── Record extracts ──

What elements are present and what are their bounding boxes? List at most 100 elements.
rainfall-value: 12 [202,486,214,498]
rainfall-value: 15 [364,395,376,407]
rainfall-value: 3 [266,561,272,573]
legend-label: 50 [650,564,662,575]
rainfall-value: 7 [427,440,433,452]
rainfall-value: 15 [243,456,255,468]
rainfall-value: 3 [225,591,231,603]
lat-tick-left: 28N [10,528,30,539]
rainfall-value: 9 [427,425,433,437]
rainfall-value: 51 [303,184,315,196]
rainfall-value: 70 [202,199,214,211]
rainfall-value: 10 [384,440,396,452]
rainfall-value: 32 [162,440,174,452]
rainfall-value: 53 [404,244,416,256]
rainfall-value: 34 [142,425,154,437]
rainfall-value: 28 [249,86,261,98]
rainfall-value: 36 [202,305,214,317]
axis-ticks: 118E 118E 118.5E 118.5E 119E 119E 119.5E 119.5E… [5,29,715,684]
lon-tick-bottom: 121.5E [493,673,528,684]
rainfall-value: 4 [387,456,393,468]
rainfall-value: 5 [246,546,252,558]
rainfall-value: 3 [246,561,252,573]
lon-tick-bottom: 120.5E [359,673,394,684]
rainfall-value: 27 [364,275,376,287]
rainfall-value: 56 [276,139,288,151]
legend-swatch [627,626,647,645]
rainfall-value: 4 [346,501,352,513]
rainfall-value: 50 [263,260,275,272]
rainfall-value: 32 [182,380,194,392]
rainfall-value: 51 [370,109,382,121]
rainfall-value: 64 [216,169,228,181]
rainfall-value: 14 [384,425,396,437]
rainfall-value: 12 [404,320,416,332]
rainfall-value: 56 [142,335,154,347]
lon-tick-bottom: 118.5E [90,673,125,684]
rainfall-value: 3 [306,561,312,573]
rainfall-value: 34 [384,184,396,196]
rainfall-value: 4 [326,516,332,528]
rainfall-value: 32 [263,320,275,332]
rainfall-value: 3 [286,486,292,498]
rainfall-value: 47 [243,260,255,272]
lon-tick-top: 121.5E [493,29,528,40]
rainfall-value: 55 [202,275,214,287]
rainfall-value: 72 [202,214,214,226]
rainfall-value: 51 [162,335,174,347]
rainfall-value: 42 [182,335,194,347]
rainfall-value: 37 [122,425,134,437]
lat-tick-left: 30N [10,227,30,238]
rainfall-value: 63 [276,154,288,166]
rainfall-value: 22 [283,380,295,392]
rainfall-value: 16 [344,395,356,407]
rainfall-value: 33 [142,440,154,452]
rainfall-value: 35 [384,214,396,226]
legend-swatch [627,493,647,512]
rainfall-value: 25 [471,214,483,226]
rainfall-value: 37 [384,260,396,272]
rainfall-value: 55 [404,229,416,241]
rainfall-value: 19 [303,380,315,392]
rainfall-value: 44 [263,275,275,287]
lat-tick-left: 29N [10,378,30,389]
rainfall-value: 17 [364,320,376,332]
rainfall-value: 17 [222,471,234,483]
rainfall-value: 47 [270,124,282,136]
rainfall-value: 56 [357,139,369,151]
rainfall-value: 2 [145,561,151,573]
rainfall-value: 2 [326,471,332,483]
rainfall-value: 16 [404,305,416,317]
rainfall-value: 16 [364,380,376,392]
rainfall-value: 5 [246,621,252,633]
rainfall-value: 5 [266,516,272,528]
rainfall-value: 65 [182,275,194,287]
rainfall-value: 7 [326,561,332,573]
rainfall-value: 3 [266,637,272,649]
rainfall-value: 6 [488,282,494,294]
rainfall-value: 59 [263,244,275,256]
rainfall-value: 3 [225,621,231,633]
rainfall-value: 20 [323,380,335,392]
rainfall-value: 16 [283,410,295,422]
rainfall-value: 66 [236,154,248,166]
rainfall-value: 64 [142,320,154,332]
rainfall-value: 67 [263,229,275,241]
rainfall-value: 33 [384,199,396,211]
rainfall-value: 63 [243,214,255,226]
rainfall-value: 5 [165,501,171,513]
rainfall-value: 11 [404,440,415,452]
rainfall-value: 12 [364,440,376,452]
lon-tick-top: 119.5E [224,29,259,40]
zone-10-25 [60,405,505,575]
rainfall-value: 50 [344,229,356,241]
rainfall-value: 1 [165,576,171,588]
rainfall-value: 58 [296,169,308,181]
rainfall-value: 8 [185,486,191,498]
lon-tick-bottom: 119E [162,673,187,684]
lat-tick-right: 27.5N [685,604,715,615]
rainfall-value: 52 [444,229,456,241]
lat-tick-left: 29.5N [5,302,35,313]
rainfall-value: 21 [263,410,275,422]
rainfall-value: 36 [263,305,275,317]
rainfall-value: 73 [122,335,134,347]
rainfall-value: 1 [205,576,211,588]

───

What you should do:
Rewrite every line of the records above as a JSON list of strings, one string per line, omitting any blank lines.

Result below:
[
  "What elements are present and what are their bounding boxes? List at most 100 elements.",
  "rainfall-value: 12 [202,486,214,498]",
  "rainfall-value: 15 [364,395,376,407]",
  "rainfall-value: 3 [266,561,272,573]",
  "legend-label: 50 [650,564,662,575]",
  "rainfall-value: 7 [427,440,433,452]",
  "rainfall-value: 15 [243,456,255,468]",
  "rainfall-value: 3 [225,591,231,603]",
  "lat-tick-left: 28N [10,528,30,539]",
  "rainfall-value: 9 [427,425,433,437]",
  "rainfall-value: 51 [303,184,315,196]",
  "rainfall-value: 70 [202,199,214,211]",
  "rainfall-value: 10 [384,440,396,452]",
  "rainfall-value: 32 [162,440,174,452]",
  "rainfall-value: 53 [404,244,416,256]",
  "rainfall-value: 34 [142,425,154,437]",
  "rainfall-value: 28 [249,86,261,98]",
  "rainfall-value: 36 [202,305,214,317]",
  "axis-ticks: 118E 118E 118.5E 118.5E 119E 119E 119.5E 119.5E… [5,29,715,684]",
  "lon-tick-bottom: 121.5E [493,673,528,684]",
  "rainfall-value: 4 [387,456,393,468]",
  "rainfall-value: 5 [246,546,252,558]",
  "rainfall-value: 3 [246,561,252,573]",
  "lon-tick-bottom: 120.5E [359,673,394,684]",
  "rainfall-value: 27 [364,275,376,287]",
  "rainfall-value: 56 [276,139,288,151]",
  "legend-swatch [627,626,647,645]",
  "rainfall-value: 4 [346,501,352,513]",
  "rainfall-value: 50 [263,260,275,272]",
  "rainfall-value: 32 [182,380,194,392]",
  "rainfall-value: 51 [370,109,382,121]",
  "rainfall-value: 64 [216,169,228,181]",
  "rainfall-value: 14 [384,425,396,437]",
  "rainfall-value: 12 [404,320,416,332]",
  "rainfall-value: 56 [142,335,154,347]",
  "lon-tick-bottom: 118.5E [90,673,125,684]",
  "rainfall-value: 3 [306,561,312,573]",
  "rainfall-value: 34 [384,184,396,196]",
  "rainfall-value: 4 [326,516,332,528]",
  "rainfall-value: 32 [263,320,275,332]",
  "rainfall-value: 3 [286,486,292,498]",
  "rainfall-value: 47 [243,260,255,272]",
  "lon-tick-top: 121.5E [493,29,528,40]",
  "rainfall-value: 55 [202,275,214,287]",
  "rainfall-value: 72 [202,214,214,226]",
  "rainfall-value: 51 [162,335,174,347]",
  "rainfall-value: 42 [182,335,194,347]",
  "rainfall-value: 37 [122,425,134,437]",
  "lat-tick-left: 30N [10,227,30,238]",
  "rainfall-value: 63 [276,154,288,166]",
  "rainfall-value: 22 [283,380,295,392]",
  "rainfall-value: 16 [344,395,356,407]",
  "rainfall-value: 33 [142,440,154,452]",
  "rainfall-value: 35 [384,214,396,226]",
  "legend-swatch [627,493,647,512]",
  "rainfall-value: 25 [471,214,483,226]",
  "rainfall-value: 37 [384,260,396,272]",
  "rainfall-value: 55 [404,229,416,241]",
  "rainfall-value: 19 [303,380,315,392]",
  "rainfall-value: 44 [263,275,275,287]",
  "lat-tick-left: 29N [10,378,30,389]",
  "rainfall-value: 17 [364,320,376,332]",
  "rainfall-value: 17 [222,471,234,483]",
  "rainfall-value: 47 [270,124,282,136]",
  "rainfall-value: 56 [357,139,369,151]",
  "rainfall-value: 2 [145,561,151,573]",
  "rainfall-value: 2 [326,471,332,483]",
  "rainfall-value: 16 [404,305,416,317]",
  "rainfall-value: 16 [364,380,376,392]",
  "rainfall-value: 5 [246,621,252,633]",
  "rainfall-value: 5 [266,516,272,528]",
  "rainfall-value: 65 [182,275,194,287]",
  "rainfall-value: 7 [326,561,332,573]",
  "rainfall-value: 3 [266,637,272,649]",
  "rainfall-value: 6 [488,282,494,294]",
  "rainfall-value: 59 [263,244,275,256]",
  "rainfall-value: 3 [225,621,231,633]",
  "rainfall-value: 20 [323,380,335,392]",
  "rainfall-value: 16 [283,410,295,422]",
  "rainfall-value: 66 [236,154,248,166]",
  "rainfall-value: 64 [142,320,154,332]",
  "rainfall-value: 67 [263,229,275,241]",
  "rainfall-value: 33 [384,199,396,211]",
  "rainfall-value: 63 [243,214,255,226]",
  "rainfall-value: 5 [165,501,171,513]",
  "rainfall-value: 11 [404,440,415,452]",
  "rainfall-value: 12 [364,440,376,452]",
  "lon-tick-top: 119.5E [224,29,259,40]",
  "zone-10-25 [60,405,505,575]",
  "rainfall-value: 50 [344,229,356,241]",
  "rainfall-value: 1 [165,576,171,588]",
  "rainfall-value: 58 [296,169,308,181]",
  "rainfall-value: 8 [185,486,191,498]",
  "lon-tick-bottom: 119E [162,673,187,684]",
  "lat-tick-right: 27.5N [685,604,715,615]",
  "rainfall-value: 52 [444,229,456,241]",
  "lat-tick-left: 29.5N [5,302,35,313]",
  "rainfall-value: 21 [263,410,275,422]",
  "rainfall-value: 36 [263,305,275,317]",
  "rainfall-value: 73 [122,335,134,347]",
  "rainfall-value: 1 [205,576,211,588]"
]